> _DIRECTIVE_
Search the material for the string "content" and copy each line where it occurs.

> _RECORDED DATA_
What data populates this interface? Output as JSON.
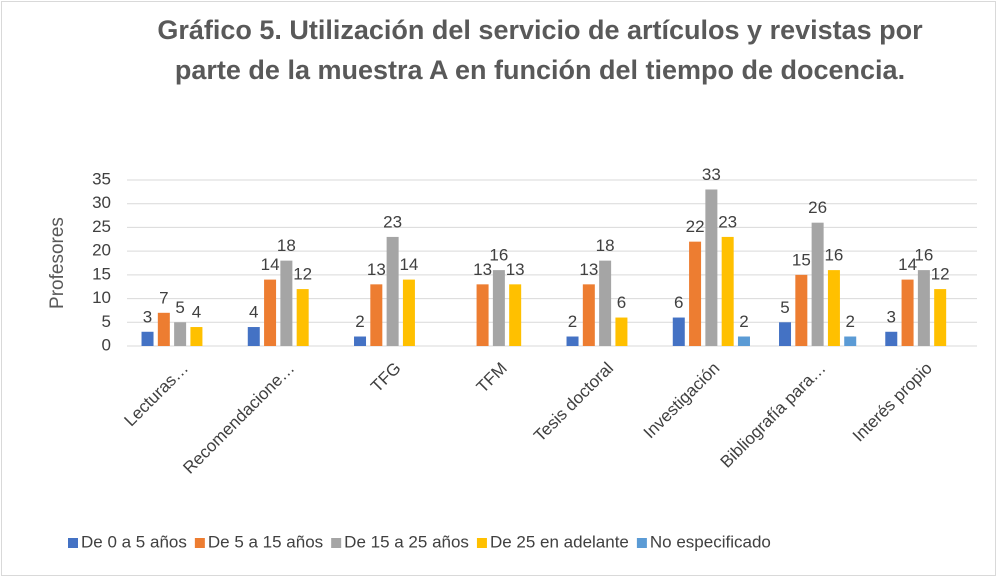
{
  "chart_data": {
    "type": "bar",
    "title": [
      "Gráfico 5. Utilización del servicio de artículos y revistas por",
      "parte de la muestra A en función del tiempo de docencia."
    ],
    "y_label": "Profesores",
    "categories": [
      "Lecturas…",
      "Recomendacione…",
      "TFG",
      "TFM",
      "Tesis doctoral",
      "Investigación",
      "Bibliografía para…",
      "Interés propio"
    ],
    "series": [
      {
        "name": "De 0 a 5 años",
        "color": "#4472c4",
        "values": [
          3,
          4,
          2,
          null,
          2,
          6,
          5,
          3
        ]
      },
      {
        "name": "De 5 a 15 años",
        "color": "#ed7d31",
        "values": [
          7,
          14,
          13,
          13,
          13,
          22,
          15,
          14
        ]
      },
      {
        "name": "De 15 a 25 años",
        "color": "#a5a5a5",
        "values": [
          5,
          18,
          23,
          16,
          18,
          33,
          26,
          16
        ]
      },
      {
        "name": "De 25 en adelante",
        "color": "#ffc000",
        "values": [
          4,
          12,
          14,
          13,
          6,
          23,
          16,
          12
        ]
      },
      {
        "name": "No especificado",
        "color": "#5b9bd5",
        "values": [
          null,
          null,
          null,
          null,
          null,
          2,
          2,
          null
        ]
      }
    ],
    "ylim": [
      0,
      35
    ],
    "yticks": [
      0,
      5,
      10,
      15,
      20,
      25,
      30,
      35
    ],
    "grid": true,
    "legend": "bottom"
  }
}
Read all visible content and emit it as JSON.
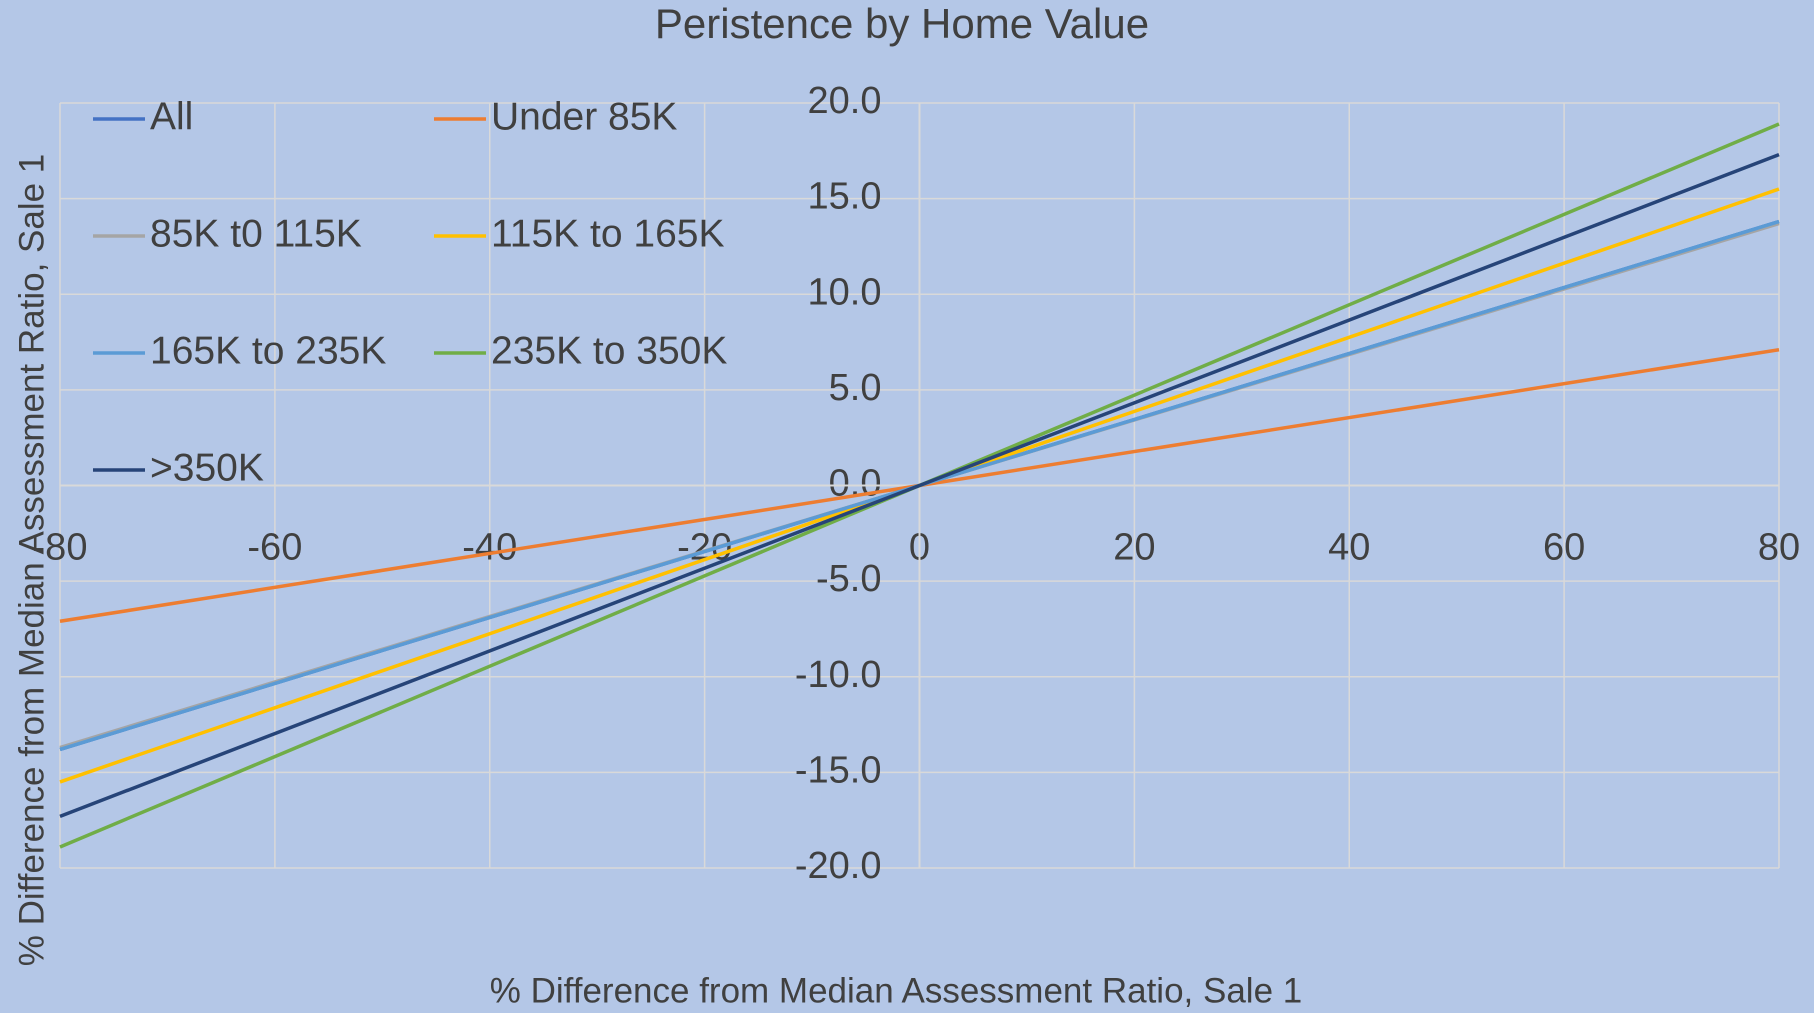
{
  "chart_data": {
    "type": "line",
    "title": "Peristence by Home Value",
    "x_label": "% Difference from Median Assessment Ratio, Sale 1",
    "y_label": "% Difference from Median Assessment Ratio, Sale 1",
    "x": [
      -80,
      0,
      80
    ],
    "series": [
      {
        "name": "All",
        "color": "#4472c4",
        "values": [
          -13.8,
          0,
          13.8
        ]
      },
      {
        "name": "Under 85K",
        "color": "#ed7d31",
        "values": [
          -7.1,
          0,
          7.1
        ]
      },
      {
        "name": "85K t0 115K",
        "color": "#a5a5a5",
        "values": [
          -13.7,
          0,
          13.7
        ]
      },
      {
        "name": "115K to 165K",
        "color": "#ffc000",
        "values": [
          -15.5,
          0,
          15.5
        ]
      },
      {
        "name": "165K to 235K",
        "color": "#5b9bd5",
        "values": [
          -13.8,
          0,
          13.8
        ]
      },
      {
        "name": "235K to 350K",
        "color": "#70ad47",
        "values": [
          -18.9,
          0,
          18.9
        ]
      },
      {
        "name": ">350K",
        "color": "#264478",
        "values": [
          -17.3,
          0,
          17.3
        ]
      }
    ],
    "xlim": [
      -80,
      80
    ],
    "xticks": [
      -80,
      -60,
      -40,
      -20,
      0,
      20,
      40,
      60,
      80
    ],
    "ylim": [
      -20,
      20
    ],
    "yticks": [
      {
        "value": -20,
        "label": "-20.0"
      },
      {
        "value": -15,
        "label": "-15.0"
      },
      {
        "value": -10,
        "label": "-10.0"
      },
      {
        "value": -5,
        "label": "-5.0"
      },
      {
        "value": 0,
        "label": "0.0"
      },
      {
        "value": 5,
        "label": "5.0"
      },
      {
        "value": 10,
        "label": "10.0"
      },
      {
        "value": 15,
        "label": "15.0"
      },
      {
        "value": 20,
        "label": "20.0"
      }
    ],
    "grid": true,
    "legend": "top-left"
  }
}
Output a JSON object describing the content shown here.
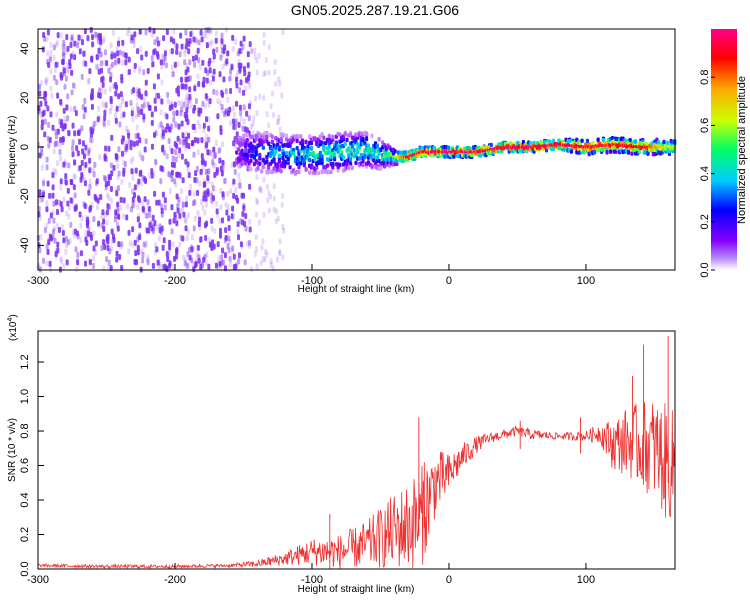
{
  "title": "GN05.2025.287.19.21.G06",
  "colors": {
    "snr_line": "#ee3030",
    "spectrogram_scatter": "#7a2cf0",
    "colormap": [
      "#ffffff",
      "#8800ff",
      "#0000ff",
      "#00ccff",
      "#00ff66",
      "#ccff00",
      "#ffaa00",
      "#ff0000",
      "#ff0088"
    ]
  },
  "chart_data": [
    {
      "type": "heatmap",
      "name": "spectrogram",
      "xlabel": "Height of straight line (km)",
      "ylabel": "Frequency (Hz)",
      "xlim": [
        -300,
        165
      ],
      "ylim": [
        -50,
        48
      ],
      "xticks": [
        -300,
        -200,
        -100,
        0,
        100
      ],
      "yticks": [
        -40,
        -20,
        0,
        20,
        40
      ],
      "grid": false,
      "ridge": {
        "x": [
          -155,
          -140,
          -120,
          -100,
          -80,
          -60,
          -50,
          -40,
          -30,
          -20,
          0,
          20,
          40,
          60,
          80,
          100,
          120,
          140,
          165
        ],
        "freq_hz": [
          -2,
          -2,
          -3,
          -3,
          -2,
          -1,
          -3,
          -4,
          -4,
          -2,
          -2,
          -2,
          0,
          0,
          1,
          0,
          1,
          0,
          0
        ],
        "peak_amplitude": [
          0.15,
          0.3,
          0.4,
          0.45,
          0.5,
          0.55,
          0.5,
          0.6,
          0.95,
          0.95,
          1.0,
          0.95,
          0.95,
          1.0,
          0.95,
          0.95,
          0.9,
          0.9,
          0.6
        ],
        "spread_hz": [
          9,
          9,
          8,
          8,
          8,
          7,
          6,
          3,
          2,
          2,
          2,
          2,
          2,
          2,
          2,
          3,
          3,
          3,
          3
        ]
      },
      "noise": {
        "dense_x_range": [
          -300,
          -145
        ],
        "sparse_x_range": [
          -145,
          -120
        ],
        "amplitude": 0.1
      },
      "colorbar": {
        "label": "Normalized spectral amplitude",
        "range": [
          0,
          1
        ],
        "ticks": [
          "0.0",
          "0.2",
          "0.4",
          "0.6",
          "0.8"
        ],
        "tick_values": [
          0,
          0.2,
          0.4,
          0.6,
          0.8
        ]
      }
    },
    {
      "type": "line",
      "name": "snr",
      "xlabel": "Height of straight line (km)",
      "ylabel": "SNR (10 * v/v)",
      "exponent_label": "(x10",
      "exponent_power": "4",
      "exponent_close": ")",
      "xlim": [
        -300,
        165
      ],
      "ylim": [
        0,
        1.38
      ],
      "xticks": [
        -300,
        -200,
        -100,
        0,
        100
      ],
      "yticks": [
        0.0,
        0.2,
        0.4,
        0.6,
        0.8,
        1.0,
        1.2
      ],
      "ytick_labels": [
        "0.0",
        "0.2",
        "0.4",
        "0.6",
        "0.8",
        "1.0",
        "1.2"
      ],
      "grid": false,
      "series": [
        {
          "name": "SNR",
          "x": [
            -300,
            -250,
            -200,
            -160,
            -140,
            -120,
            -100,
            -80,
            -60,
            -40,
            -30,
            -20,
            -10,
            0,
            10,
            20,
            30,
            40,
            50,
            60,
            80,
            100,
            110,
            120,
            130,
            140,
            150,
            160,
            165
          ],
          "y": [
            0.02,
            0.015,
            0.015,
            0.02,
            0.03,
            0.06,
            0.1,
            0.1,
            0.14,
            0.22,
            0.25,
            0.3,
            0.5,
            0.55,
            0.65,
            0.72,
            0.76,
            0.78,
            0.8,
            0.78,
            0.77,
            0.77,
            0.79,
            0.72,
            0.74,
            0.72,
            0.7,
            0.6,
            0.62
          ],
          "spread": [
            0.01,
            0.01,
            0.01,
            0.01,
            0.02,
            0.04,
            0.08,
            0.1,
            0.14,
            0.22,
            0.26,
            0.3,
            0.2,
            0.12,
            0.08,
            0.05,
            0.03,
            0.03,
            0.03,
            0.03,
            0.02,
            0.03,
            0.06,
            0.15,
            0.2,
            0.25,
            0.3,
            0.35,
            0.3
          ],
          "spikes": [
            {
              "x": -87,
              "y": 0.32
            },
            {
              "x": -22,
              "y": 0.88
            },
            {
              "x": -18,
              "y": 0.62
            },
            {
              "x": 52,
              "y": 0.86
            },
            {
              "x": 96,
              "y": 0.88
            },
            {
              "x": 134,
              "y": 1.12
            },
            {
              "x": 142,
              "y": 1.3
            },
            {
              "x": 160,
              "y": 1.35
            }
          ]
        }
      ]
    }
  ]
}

> _WRITTEN ANSWER_
Read all visible content and emit it as JSON.
Output a JSON object describing the content shown here.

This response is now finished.